╭─ DATA LINES

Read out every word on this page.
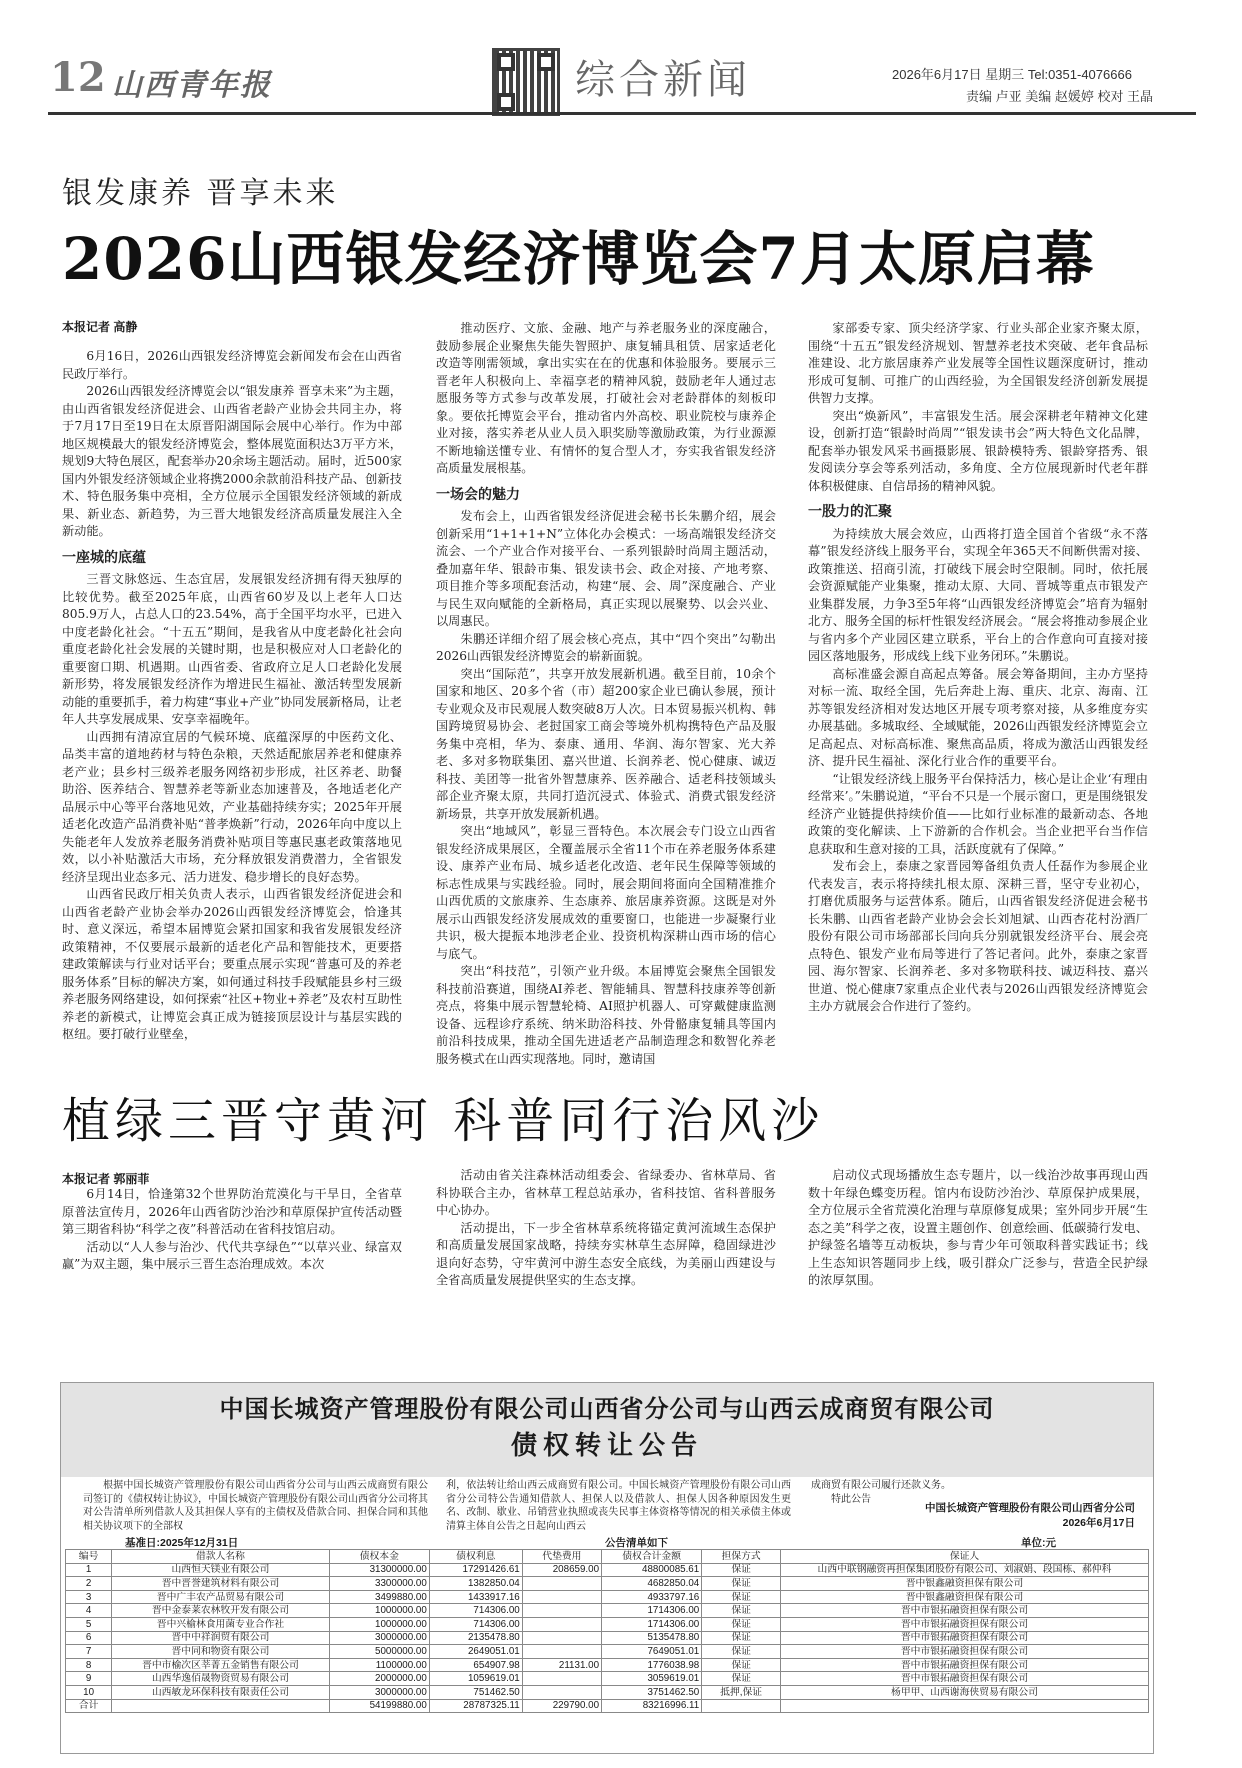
12 山西青年报	综合新闻	2026年6月17日 星期三 Tel:0351-4076666
责编 卢亚 美编 赵媛婷 校对 王晶
银发康养 晋享未来
2026山西银发经济博览会7月太原启幕
本报记者 高静

6月16日，2026山西银发经济博览会新闻发布会在山西省民政厅举行。

2026山西银发经济博览会以“银发康养 晋享未来”为主题，由山西省银发经济促进会、山西省老龄产业协会共同主办，将于7月17日至19日在太原晋阳湖国际会展中心举行。作为中部地区规模最大的银发经济博览会，整体展览面积达3万平方米，规划9大特色展区，配套举办20余场主题活动。届时，近500家国内外银发经济领域企业将携2000余款前沿科技产品、创新技术、特色服务集中亮相，全方位展示全国银发经济领域的新成果、新业态、新趋势，为三晋大地银发经济高质量发展注入全新动能。

一座城的底蕴

三晋文脉悠远、生态宜居，发展银发经济拥有得天独厚的比较优势。截至2025年底，山西省60岁及以上老年人口达805.9万人，占总人口的23.54%，高于全国平均水平，已进入中度老龄化社会。“十五五”期间，是我省从中度老龄化社会向重度老龄化社会发展的关键时期，也是积极应对人口老龄化的重要窗口期、机遇期。山西省委、省政府立足人口老龄化发展新形势，将发展银发经济作为增进民生福祉、激活转型发展新动能的重要抓手，着力构建“事业+产业”协同发展新格局，让老年人共享发展成果、安享幸福晚年。

山西拥有清凉宜居的气候环境、底蕴深厚的中医药文化、品类丰富的道地药材与特色杂粮，天然适配旅居养老和健康养老产业；县乡村三级养老服务网络初步形成，社区养老、助餐助浴、医养结合、智慧养老等新业态加速普及，各地适老化产品展示中心等平台落地见效，产业基础持续夯实；2025年开展适老化改造产品消费补贴“普孝焕新”行动，2026年向中度以上失能老年人发放养老服务消费补贴项目等惠民惠老政策落地见效，以小补贴激活大市场，充分释放银发消费潜力，全省银发经济呈现出业态多元、活力迸发、稳步增长的良好态势。

山西省民政厅相关负责人表示，山西省银发经济促进会和山西省老龄产业协会举办2026山西银发经济博览会，恰逢其时、意义深远，希望本届博览会紧扣国家和我省发展银发经济政策精神，不仅要展示最新的适老化产品和智能技术，更要搭建政策解读与行业对话平台；要重点展示实现“普惠可及的养老服务体系”目标的解决方案，如何通过科技手段赋能县乡村三级养老服务网络建设，如何探索“社区+物业+养老”及农村互助性养老的新模式，让博览会真正成为链接顶层设计与基层实践的枢纽。要打破行业壁垒，

推动医疗、文旅、金融、地产与养老服务业的深度融合，鼓励参展企业聚焦失能失智照护、康复辅具租赁、居家适老化改造等刚需领域，拿出实实在在的优惠和体验服务。要展示三晋老年人积极向上、幸福享老的精神风貌，鼓励老年人通过志愿服务等方式参与改革发展，打破社会对老龄群体的刻板印象。要依托博览会平台，推动省内外高校、职业院校与康养企业对接，落实养老从业人员入职奖励等激励政策，为行业源源不断地输送懂专业、有情怀的复合型人才，夯实我省银发经济高质量发展根基。

一场会的魅力

发布会上，山西省银发经济促进会秘书长朱鹏介绍，展会创新采用“1+1+1+N”立体化办会模式：一场高端银发经济交流会、一个产业合作对接平台、一系列银龄时尚周主题活动，叠加嘉年华、银龄市集、银发读书会、政企对接、产地考察、项目推介等多项配套活动，构建“展、会、周”深度融合、产业与民生双向赋能的全新格局，真正实现以展聚势、以会兴业、以周惠民。

朱鹏还详细介绍了展会核心亮点，其中“四个突出”勾勒出2026山西银发经济博览会的崭新面貌。

突出“国际范”，共享开放发展新机遇。截至目前，10余个国家和地区、20多个省（市）超200家企业已确认参展，预计专业观众及市民观展人数突破8万人次。日本贸易振兴机构、韩国跨境贸易协会、老挝国家工商会等境外机构携特色产品及服务集中亮相，华为、泰康、通用、华润、海尔智家、光大养老、多对多物联集团、嘉兴世道、长润养老、悦心健康、诚迈科技、美团等一批省外智慧康养、医养融合、适老科技领域头部企业齐聚太原，共同打造沉浸式、体验式、消费式银发经济新场景，共享开放发展新机遇。

突出“地域风”，彰显三晋特色。本次展会专门设立山西省银发经济成果展区，全覆盖展示全省11个市在养老服务体系建设、康养产业布局、城乡适老化改造、老年民生保障等领域的标志性成果与实践经验。同时，展会期间将面向全国精准推介山西优质的文旅康养、生态康养、旅居康养资源。这既是对外展示山西银发经济发展成效的重要窗口，也能进一步凝聚行业共识，极大提振本地涉老企业、投资机构深耕山西市场的信心与底气。

突出“科技范”，引领产业升级。本届博览会聚焦全国银发科技前沿赛道，围绕AI养老、智能辅具、智慧科技康养等创新亮点，将集中展示智慧轮椅、AI照护机器人、可穿戴健康监测设备、远程诊疗系统、纳米助浴科技、外骨骼康复辅具等国内前沿科技成果，推动全国先进适老产品制造理念和数智化养老服务模式在山西实现落地。同时，邀请国

家部委专家、顶尖经济学家、行业头部企业家齐聚太原，围绕“十五五”银发经济规划、智慧养老技术突破、老年食品标准建设、北方旅居康养产业发展等全国性议题深度研讨，推动形成可复制、可推广的山西经验，为全国银发经济创新发展提供智力支撑。

突出“焕新风”，丰富银发生活。展会深耕老年精神文化建设，创新打造“银龄时尚周”“银发读书会”两大特色文化品牌，配套举办银发风采书画摄影展、银龄模特秀、银龄穿搭秀、银发阅读分享会等系列活动，多角度、全方位展现新时代老年群体积极健康、自信昂扬的精神风貌。

一股力的汇聚

为持续放大展会效应，山西将打造全国首个省级“永不落幕”银发经济线上服务平台，实现全年365天不间断供需对接、政策推送、招商引流，打破线下展会时空限制。同时，依托展会资源赋能产业集聚，推动太原、大同、晋城等重点市银发产业集群发展，力争3至5年将“山西银发经济博览会”培育为辐射北方、服务全国的标杆性银发经济展会。“展会将推动参展企业与省内多个产业园区建立联系，平台上的合作意向可直接对接园区落地服务，形成线上线下业务闭环。”朱鹏说。

高标准盛会源自高起点筹备。展会筹备期间，主办方坚持对标一流、取经全国，先后奔赴上海、重庆、北京、海南、江苏等银发经济相对发达地区开展专项考察对接，从多维度夯实办展基础。多城取经、全域赋能，2026山西银发经济博览会立足高起点、对标高标准、聚焦高品质，将成为激活山西银发经济、提升民生福祉、深化行业合作的重要平台。

“让银发经济线上服务平台保持活力，核心是让企业‘有理由经常来’。”朱鹏说道，“平台不只是一个展示窗口，更是围绕银发经济产业链提供持续价值——比如行业标准的最新动态、各地政策的变化解读、上下游新的合作机会。当企业把平台当作信息获取和生意对接的工具，活跃度就有了保障。”

发布会上，泰康之家晋园筹备组负责人任磊作为参展企业代表发言，表示将持续扎根太原、深耕三晋，坚守专业初心，打磨优质服务与运营体系。随后，山西省银发经济促进会秘书长朱鹏、山西省老龄产业协会会长刘旭斌、山西杏花村汾酒厂股份有限公司市场部部长闫向兵分别就银发经济平台、展会亮点特色、银发产业布局等进行了答记者问。此外，泰康之家晋园、海尔智家、长润养老、多对多物联科技、诚迈科技、嘉兴世道、悦心健康7家重点企业代表与2026山西银发经济博览会主办方就展会合作进行了签约。

植绿三晋守黄河 科普同行治风沙
本报记者 郭丽菲

6月14日，恰逢第32个世界防治荒漠化与干旱日，全省草原普法宣传月，2026年山西省防沙治沙和草原保护宣传活动暨第三期省科协“科学之夜”科普活动在省科技馆启动。

活动以“人人参与治沙、代代共享绿色”“以草兴业、绿富双赢”为双主题，集中展示三晋生态治理成效。本次

活动由省关注森林活动组委会、省绿委办、省林草局、省科协联合主办，省林草工程总站承办，省科技馆、省科普服务中心协办。

活动提出，下一步全省林草系统将锚定黄河流域生态保护和高质量发展国家战略，持续夯实林草生态屏障，稳固绿进沙退向好态势，守牢黄河中游生态安全底线，为美丽山西建设与全省高质量发展提供坚实的生态支撑。

启动仪式现场播放生态专题片，以一线治沙故事再现山西数十年绿色蝶变历程。馆内布设防沙治沙、草原保护成果展，全方位展示全省荒漠化治理与草原修复成果；室外同步开展“生态之美”科学之夜，设置主题创作、创意绘画、低碳骑行发电、护绿签名墙等互动板块，参与青少年可领取科普实践证书；线上生态知识答题同步上线，吸引群众广泛参与，营造全民护绿的浓厚氛围。

中国长城资产管理股份有限公司山西省分公司与山西云成商贸有限公司
债权转让公告

根据中国长城资产管理股份有限公司山西省分公司与山西云成商贸有限公司签订的《债权转让协议》，中国长城资产管理股份有限公司山西省分公司将其对公告清单所列借款人及其担保人享有的主债权及借款合同、担保合同和其他相关协议项下的全部权

利，依法转让给山西云成商贸有限公司。中国长城资产管理股份有限公司山西省分公司特公告通知借款人、担保人以及借款人、担保人因各种原因发生更名、改制、歇业、吊销营业执照或丧失民事主体资格等情况的相关承债主体或清算主体自公告之日起向山西云

成商贸有限公司履行还款义务。

特此公告

中国长城资产管理股份有限公司山西省分公司
2026年6月17日
基准日:2025年12月31日	公告清单如下	单位:元
编号	借款人名称	债权本金	债权利息	代垫费用	债权合计金额	担保方式	保证人
1	山西恒天镁业有限公司	31300000.00	17291426.61	208659.00	48800085.61	保证	山西中联钢融资再担保集团股份有限公司、刘淑娟、段国栋、郝仲科
2	晋中晋誉建筑材料有限公司	3300000.00	1382850.04		4682850.04	保证	晋中银鑫融资担保有限公司
3	晋中广丰农产品贸易有限公司	3499880.00	1433917.16		4933797.16	保证	晋中银鑫融资担保有限公司
4	晋中金泰莱农林牧开发有限公司	1000000.00	714306.00		1714306.00	保证	晋中市银拓融资担保有限公司
5	晋中兴榆林食用菌专业合作社	1000000.00	714306.00		1714306.00	保证	晋中市银拓融资担保有限公司
6	晋中中祥润贸有限公司	3000000.00	2135478.80		5135478.80	保证	晋中市银拓融资担保有限公司
7	晋中同和物资有限公司	5000000.00	2649051.01		7649051.01	保证	晋中市银拓融资担保有限公司
8	晋中市榆次区莘菁五金销售有限公司	1100000.00	654907.98	21131.00	1776038.98	保证	晋中市银拓融资担保有限公司
9	山西华逸佰晟物资贸易有限公司	2000000.00	1059619.01		3059619.01	保证	晋中市银拓融资担保有限公司
10	山西敏龙环保科技有限责任公司	3000000.00	751462.50		3751462.50	抵押,保证	杨甲甲、山西谢海侠贸易有限公司
合计		54199880.00	28787325.11	229790.00	83216996.11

╰─

STATED PROBLEM: Look through the lines above and collect those with the word "诚迈科技".

RESULT FOR THIS EXERCISE:
突出“国际范”，共享开放发展新机遇。截至目前，10余个国家和地区、20多个省（市）超200家企业已确认参展，预计专业观众及市民观展人数突破8万人次。日本贸易振兴机构、韩国跨境贸易协会、老挝国家工商会等境外机构携特色产品及服务集中亮相，华为、泰康、通用、华润、海尔智家、光大养老、多对多物联集团、嘉兴世道、长润养老、悦心健康、诚迈科技、美团等一批省外智慧康养、医养融合、适老科技领域头部企业齐聚太原，共同打造沉浸式、体验式、消费式银发经济新场景，共享开放发展新机遇。
发布会上，泰康之家晋园筹备组负责人任磊作为参展企业代表发言，表示将持续扎根太原、深耕三晋，坚守专业初心，打磨优质服务与运营体系。随后，山西省银发经济促进会秘书长朱鹏、山西省老龄产业协会会长刘旭斌、山西杏花村汾酒厂股份有限公司市场部部长闫向兵分别就银发经济平台、展会亮点特色、银发产业布局等进行了答记者问。此外，泰康之家晋园、海尔智家、长润养老、多对多物联科技、诚迈科技、嘉兴世道、悦心健康7家重点企业代表与2026山西银发经济博览会主办方就展会合作进行了签约。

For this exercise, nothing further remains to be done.